TASK BRIEF: Locate each line in the records that contains the word "Legend" and copy those lines.

--

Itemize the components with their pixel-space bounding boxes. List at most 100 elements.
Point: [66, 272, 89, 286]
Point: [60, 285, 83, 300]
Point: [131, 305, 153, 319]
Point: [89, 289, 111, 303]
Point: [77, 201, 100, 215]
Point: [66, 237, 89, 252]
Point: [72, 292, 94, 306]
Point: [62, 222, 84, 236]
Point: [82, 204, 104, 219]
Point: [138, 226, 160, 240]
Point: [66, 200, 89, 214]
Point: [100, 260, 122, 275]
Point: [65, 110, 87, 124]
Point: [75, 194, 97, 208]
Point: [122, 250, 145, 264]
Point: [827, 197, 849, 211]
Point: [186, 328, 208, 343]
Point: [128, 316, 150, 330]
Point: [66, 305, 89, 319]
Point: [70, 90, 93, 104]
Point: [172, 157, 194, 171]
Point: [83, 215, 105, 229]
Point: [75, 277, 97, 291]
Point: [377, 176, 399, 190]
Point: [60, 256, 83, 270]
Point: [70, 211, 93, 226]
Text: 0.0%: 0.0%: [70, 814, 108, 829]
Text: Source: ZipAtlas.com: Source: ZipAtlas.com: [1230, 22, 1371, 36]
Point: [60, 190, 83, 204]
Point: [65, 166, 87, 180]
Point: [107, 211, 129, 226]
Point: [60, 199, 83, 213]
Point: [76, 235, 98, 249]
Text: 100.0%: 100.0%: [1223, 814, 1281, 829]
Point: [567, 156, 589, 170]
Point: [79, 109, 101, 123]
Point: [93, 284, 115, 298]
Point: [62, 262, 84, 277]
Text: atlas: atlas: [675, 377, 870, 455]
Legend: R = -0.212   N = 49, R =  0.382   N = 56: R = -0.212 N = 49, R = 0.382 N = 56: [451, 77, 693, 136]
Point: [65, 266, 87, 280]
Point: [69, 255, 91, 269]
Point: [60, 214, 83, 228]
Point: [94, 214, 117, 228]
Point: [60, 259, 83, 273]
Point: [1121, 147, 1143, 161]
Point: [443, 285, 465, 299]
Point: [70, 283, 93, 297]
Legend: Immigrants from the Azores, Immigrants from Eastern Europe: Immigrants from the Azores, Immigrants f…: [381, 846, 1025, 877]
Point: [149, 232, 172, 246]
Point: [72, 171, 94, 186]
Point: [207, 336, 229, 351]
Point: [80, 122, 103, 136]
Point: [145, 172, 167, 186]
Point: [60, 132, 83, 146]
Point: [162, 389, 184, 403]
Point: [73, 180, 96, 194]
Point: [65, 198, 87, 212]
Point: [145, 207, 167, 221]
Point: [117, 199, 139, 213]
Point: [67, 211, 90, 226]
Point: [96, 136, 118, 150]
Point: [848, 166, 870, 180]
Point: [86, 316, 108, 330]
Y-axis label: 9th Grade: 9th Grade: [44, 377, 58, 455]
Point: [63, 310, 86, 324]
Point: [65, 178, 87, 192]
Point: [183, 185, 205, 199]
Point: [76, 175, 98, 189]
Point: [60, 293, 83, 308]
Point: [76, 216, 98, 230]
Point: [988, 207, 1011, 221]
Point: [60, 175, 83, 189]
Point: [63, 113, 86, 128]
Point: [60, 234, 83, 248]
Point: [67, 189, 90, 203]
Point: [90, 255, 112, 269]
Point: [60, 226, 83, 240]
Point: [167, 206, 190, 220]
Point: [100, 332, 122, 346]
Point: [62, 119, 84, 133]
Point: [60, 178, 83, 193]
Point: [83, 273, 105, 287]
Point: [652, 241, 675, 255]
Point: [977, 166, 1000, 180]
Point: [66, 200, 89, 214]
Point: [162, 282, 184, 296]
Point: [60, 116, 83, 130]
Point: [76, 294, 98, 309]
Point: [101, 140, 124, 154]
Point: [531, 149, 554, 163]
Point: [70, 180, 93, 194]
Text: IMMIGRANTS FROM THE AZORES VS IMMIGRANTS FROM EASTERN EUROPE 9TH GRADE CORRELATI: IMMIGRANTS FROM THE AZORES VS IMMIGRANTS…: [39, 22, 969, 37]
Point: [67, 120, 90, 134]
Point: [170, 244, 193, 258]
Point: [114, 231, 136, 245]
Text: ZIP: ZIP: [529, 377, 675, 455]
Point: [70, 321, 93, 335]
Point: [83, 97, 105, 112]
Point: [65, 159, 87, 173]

--

OUTPUT:
Legend: R = -0.212   N = 49, R =  0.382   N = 56: R = -0.212 N = 49, R = 0.382 N = 56: [451, 77, 693, 136]
Legend: Immigrants from the Azores, Immigrants from Eastern Europe: Immigrants from the Azores, Immigrants f…: [381, 846, 1025, 877]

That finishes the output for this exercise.